- **Short problem**:
Copy every record exactly, and keep the pictures out.

- **Listed records**:
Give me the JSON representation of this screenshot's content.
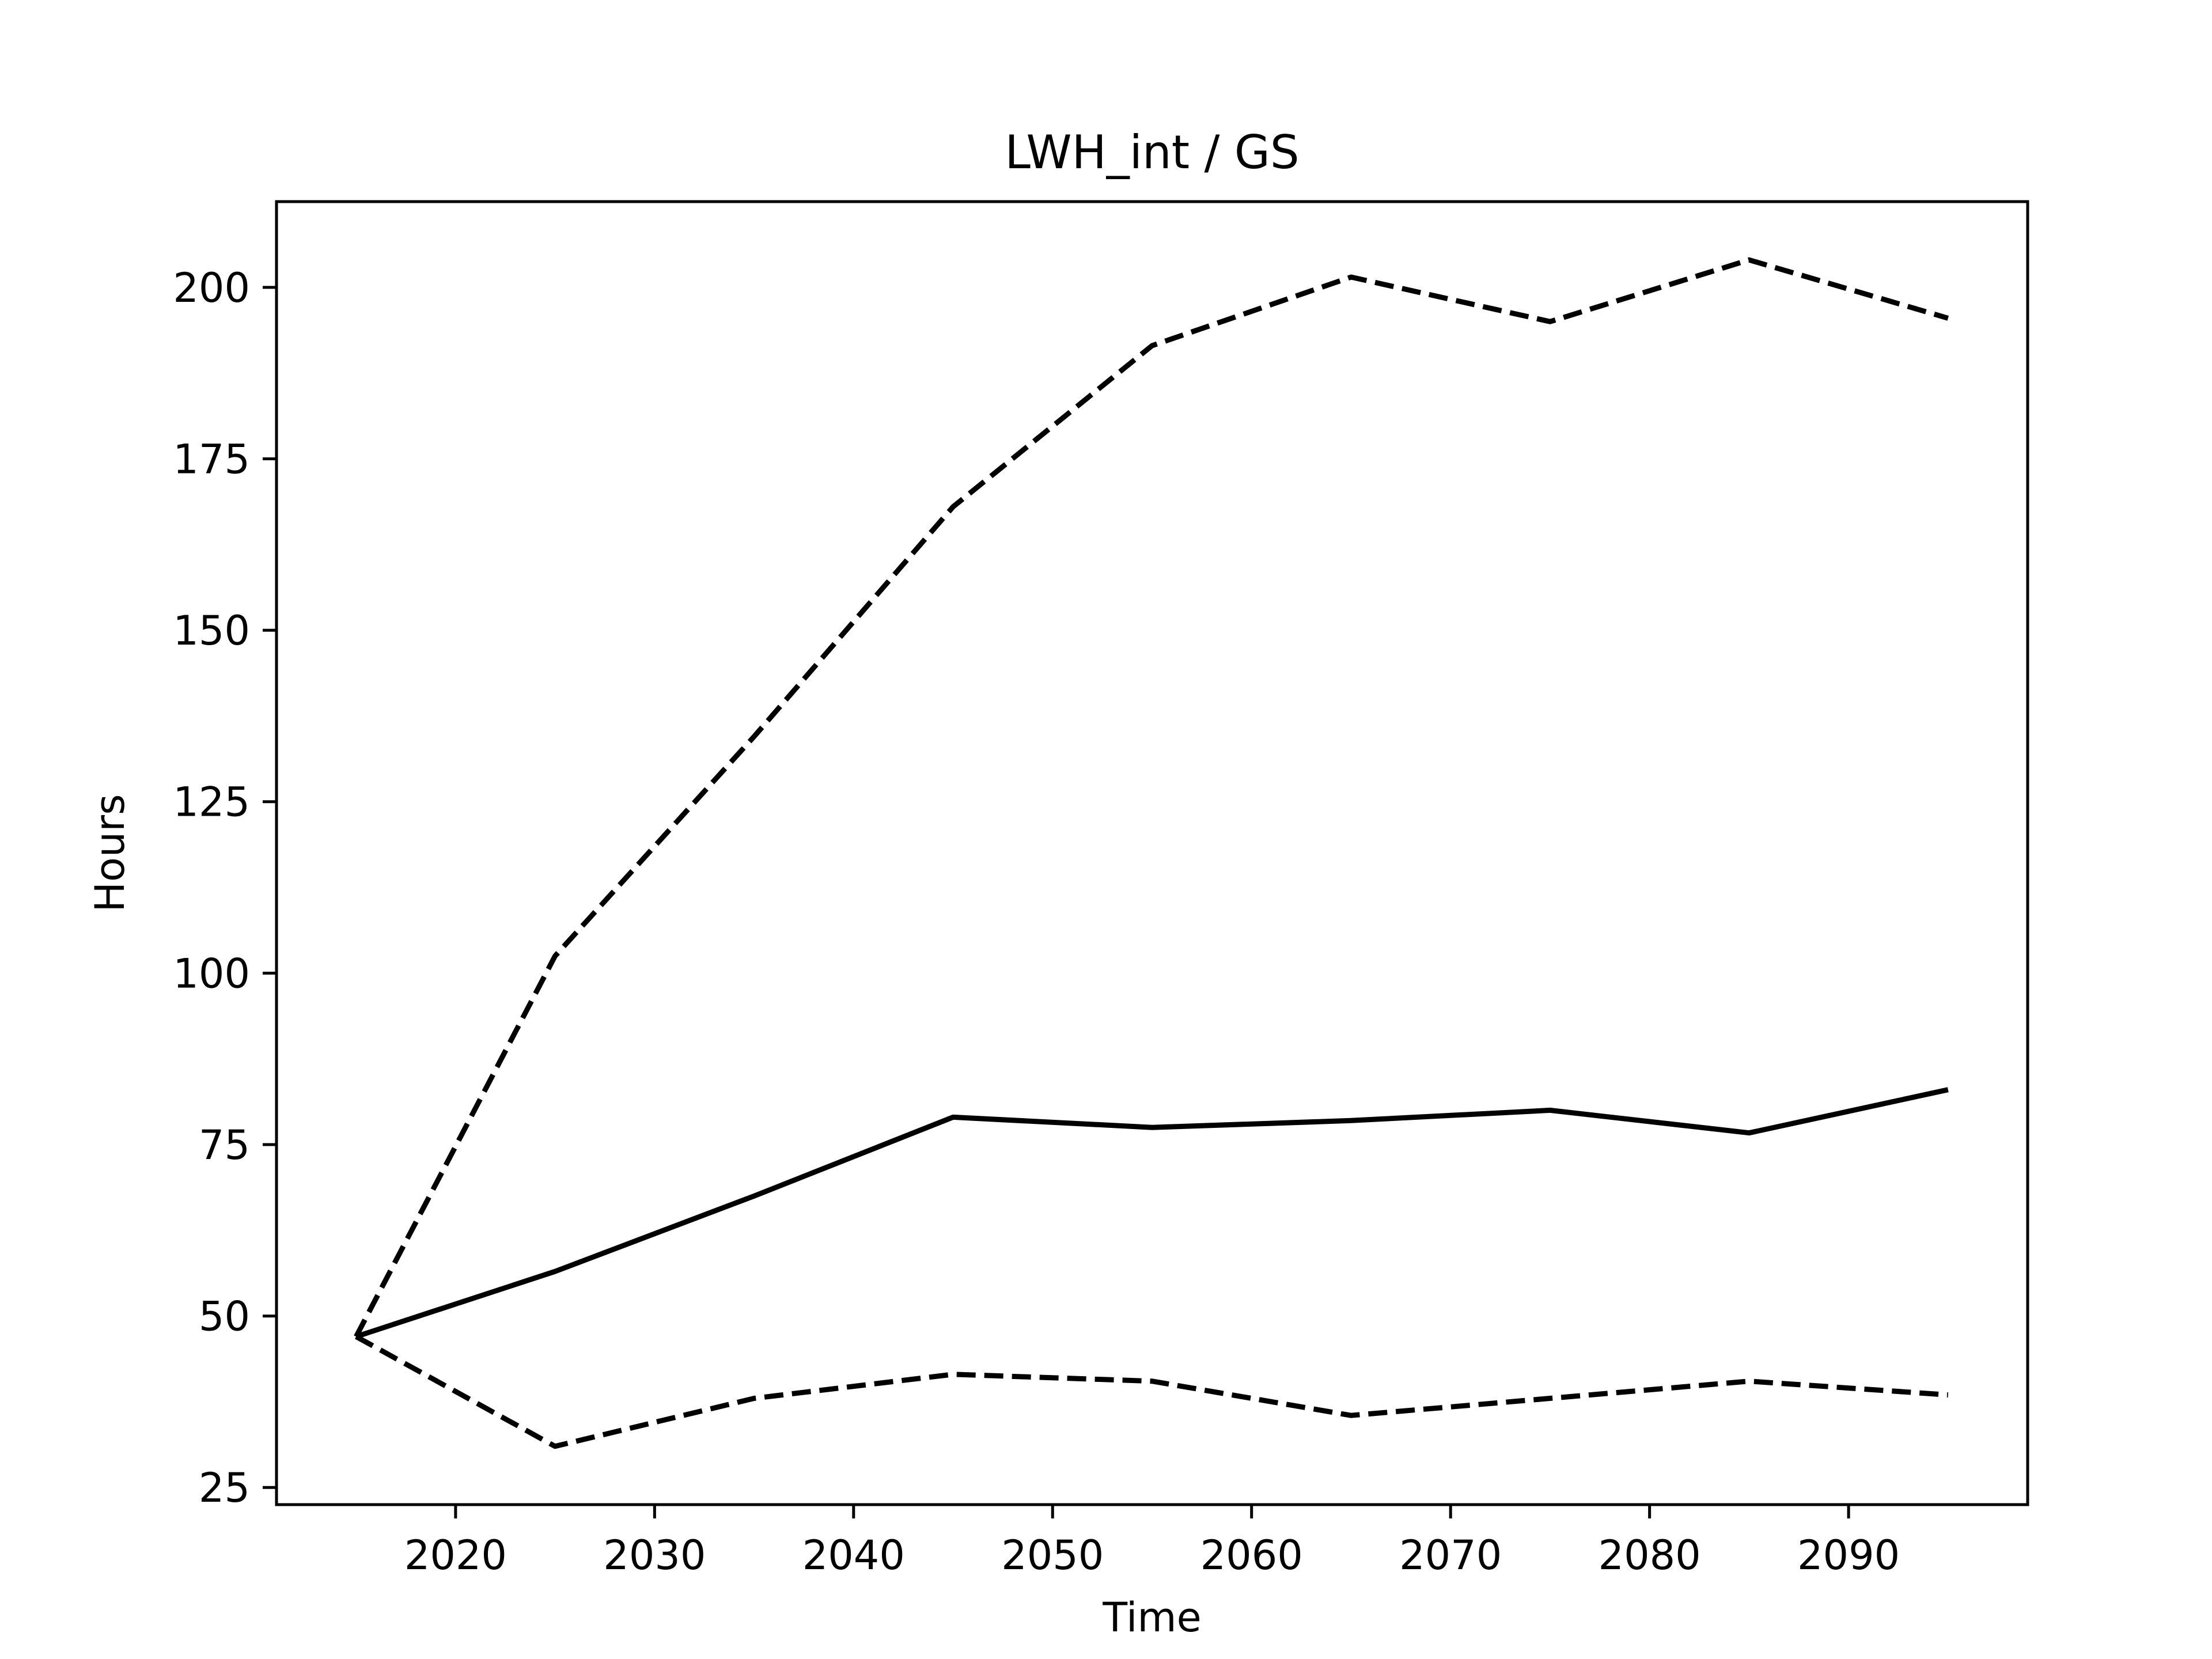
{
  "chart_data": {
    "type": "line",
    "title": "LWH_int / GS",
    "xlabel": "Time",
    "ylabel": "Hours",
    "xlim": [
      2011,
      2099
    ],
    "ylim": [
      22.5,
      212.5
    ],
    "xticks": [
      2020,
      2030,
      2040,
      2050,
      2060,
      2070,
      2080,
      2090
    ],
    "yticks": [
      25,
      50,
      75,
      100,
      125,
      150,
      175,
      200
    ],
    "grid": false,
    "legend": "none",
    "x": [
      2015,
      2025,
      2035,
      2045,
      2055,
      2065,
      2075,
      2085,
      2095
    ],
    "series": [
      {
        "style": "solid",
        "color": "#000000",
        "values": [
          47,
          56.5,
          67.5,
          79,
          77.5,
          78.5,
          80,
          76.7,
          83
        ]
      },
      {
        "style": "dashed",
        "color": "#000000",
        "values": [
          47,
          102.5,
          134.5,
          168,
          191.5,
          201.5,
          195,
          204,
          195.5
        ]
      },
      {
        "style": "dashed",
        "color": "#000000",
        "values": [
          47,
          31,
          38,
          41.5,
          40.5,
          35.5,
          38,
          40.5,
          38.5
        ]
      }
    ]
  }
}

- **Solution to this exercise**:
Give me the JSON representation of this screenshot's content.
{
  "chart_data": {
    "type": "line",
    "title": "LWH_int / GS",
    "xlabel": "Time",
    "ylabel": "Hours",
    "xlim": [
      2011,
      2099
    ],
    "ylim": [
      22.5,
      212.5
    ],
    "xticks": [
      2020,
      2030,
      2040,
      2050,
      2060,
      2070,
      2080,
      2090
    ],
    "yticks": [
      25,
      50,
      75,
      100,
      125,
      150,
      175,
      200
    ],
    "grid": false,
    "legend": "none",
    "x": [
      2015,
      2025,
      2035,
      2045,
      2055,
      2065,
      2075,
      2085,
      2095
    ],
    "series": [
      {
        "style": "solid",
        "color": "#000000",
        "values": [
          47,
          56.5,
          67.5,
          79,
          77.5,
          78.5,
          80,
          76.7,
          83
        ]
      },
      {
        "style": "dashed",
        "color": "#000000",
        "values": [
          47,
          102.5,
          134.5,
          168,
          191.5,
          201.5,
          195,
          204,
          195.5
        ]
      },
      {
        "style": "dashed",
        "color": "#000000",
        "values": [
          47,
          31,
          38,
          41.5,
          40.5,
          35.5,
          38,
          40.5,
          38.5
        ]
      }
    ]
  }
}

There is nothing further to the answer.